What this task involves - Leave the pictures out and transcribe every record exactly.

======

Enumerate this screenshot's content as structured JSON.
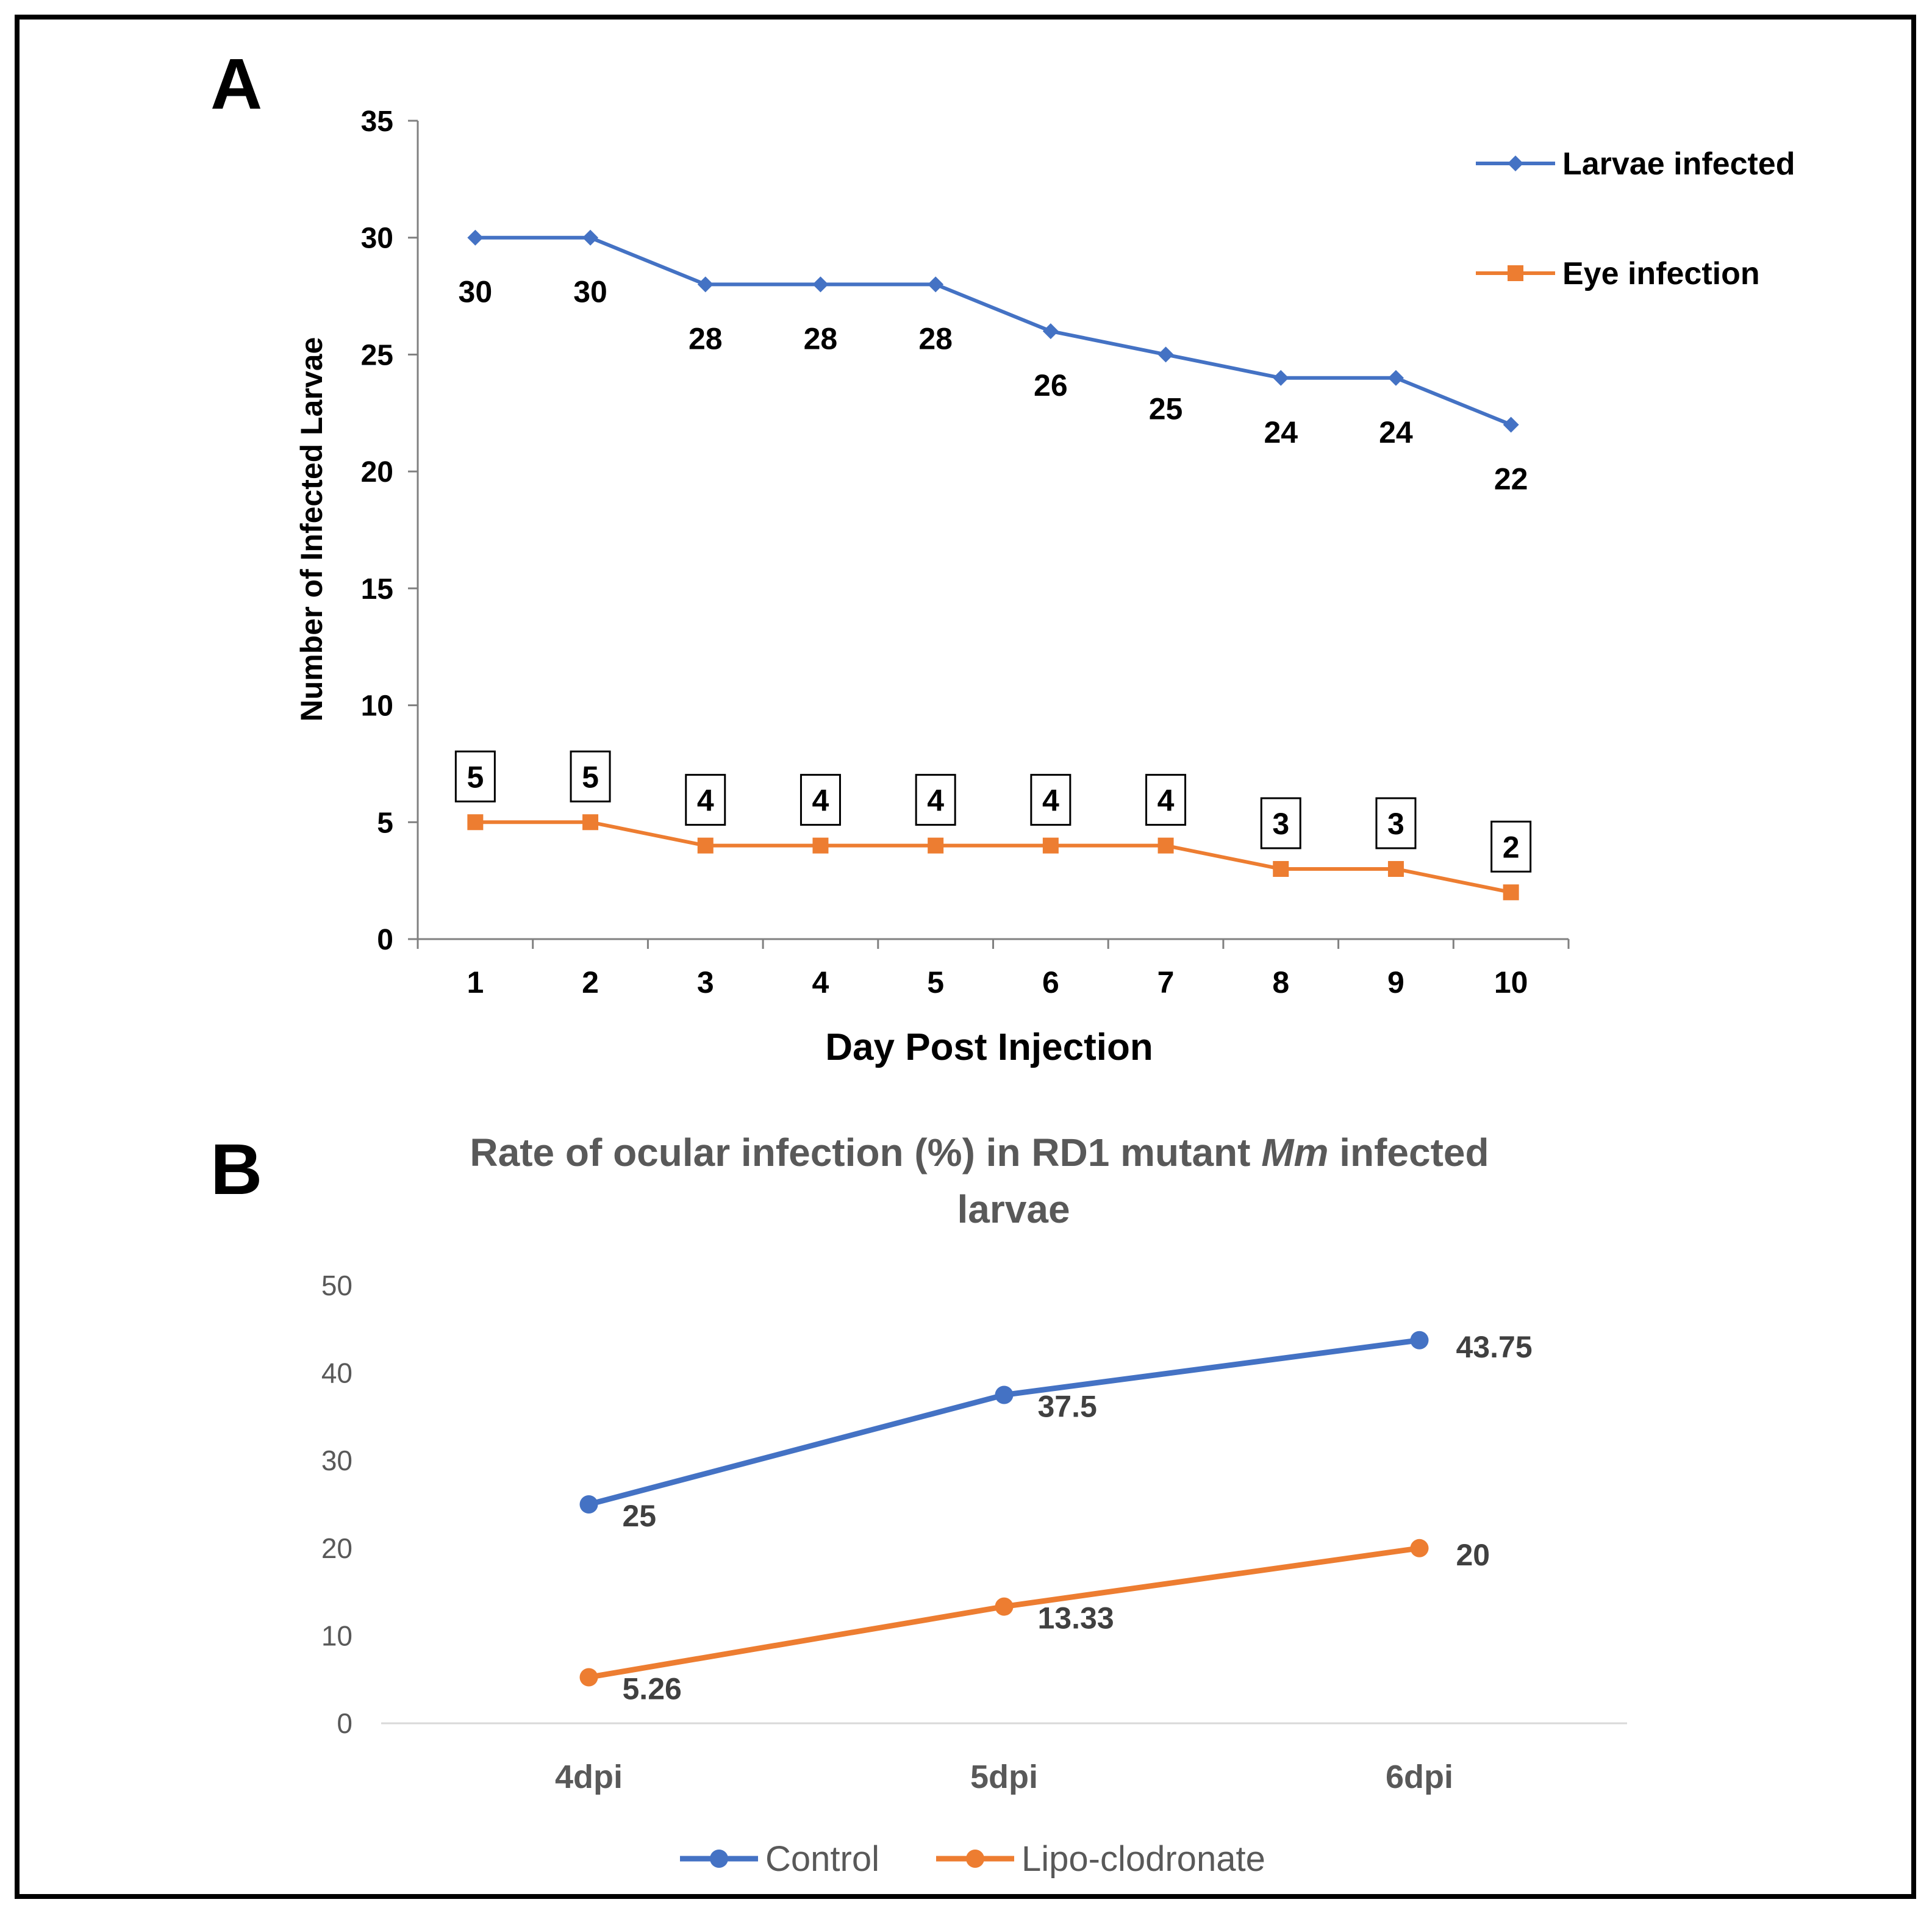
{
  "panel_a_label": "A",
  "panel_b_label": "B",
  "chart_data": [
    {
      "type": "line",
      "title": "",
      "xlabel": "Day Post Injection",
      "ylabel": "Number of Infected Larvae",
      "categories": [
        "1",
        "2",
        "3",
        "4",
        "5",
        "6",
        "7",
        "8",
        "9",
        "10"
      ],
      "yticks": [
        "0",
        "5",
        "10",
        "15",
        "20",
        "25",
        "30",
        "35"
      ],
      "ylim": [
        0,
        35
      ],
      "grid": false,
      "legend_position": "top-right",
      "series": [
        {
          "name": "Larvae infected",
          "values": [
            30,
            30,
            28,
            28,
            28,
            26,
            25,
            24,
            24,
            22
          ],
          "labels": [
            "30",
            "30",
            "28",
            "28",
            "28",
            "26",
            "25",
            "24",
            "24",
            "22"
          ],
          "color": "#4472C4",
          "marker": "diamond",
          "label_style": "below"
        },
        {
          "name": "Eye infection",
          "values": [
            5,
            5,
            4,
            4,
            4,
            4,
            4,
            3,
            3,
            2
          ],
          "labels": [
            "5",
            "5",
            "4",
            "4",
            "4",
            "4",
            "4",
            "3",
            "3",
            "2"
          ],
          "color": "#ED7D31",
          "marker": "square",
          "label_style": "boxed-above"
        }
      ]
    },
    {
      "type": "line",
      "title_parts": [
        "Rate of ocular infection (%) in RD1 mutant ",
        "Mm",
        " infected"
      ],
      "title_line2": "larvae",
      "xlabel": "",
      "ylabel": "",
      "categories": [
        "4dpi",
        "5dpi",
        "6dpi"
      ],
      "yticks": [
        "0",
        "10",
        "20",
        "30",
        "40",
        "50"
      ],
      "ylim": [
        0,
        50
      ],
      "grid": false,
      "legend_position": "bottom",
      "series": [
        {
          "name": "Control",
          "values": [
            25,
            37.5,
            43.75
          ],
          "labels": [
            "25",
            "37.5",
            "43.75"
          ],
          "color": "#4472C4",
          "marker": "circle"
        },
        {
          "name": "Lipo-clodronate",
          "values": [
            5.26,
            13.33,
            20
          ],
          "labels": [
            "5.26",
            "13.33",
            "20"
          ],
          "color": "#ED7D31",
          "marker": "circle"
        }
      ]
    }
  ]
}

======

Correct answer -
Enumerate this screenshot's content as structured JSON.
{
  "panel_a_label": "A",
  "panel_b_label": "B",
  "chart_data": [
    {
      "type": "line",
      "title": "",
      "xlabel": "Day Post Injection",
      "ylabel": "Number of Infected Larvae",
      "categories": [
        "1",
        "2",
        "3",
        "4",
        "5",
        "6",
        "7",
        "8",
        "9",
        "10"
      ],
      "yticks": [
        "0",
        "5",
        "10",
        "15",
        "20",
        "25",
        "30",
        "35"
      ],
      "ylim": [
        0,
        35
      ],
      "grid": false,
      "legend_position": "top-right",
      "series": [
        {
          "name": "Larvae infected",
          "values": [
            30,
            30,
            28,
            28,
            28,
            26,
            25,
            24,
            24,
            22
          ],
          "labels": [
            "30",
            "30",
            "28",
            "28",
            "28",
            "26",
            "25",
            "24",
            "24",
            "22"
          ],
          "color": "#4472C4",
          "marker": "diamond",
          "label_style": "below"
        },
        {
          "name": "Eye infection",
          "values": [
            5,
            5,
            4,
            4,
            4,
            4,
            4,
            3,
            3,
            2
          ],
          "labels": [
            "5",
            "5",
            "4",
            "4",
            "4",
            "4",
            "4",
            "3",
            "3",
            "2"
          ],
          "color": "#ED7D31",
          "marker": "square",
          "label_style": "boxed-above"
        }
      ]
    },
    {
      "type": "line",
      "title_parts": [
        "Rate of ocular infection (%) in RD1 mutant ",
        "Mm",
        " infected"
      ],
      "title_line2": "larvae",
      "xlabel": "",
      "ylabel": "",
      "categories": [
        "4dpi",
        "5dpi",
        "6dpi"
      ],
      "yticks": [
        "0",
        "10",
        "20",
        "30",
        "40",
        "50"
      ],
      "ylim": [
        0,
        50
      ],
      "grid": false,
      "legend_position": "bottom",
      "series": [
        {
          "name": "Control",
          "values": [
            25,
            37.5,
            43.75
          ],
          "labels": [
            "25",
            "37.5",
            "43.75"
          ],
          "color": "#4472C4",
          "marker": "circle"
        },
        {
          "name": "Lipo-clodronate",
          "values": [
            5.26,
            13.33,
            20
          ],
          "labels": [
            "5.26",
            "13.33",
            "20"
          ],
          "color": "#ED7D31",
          "marker": "circle"
        }
      ]
    }
  ]
}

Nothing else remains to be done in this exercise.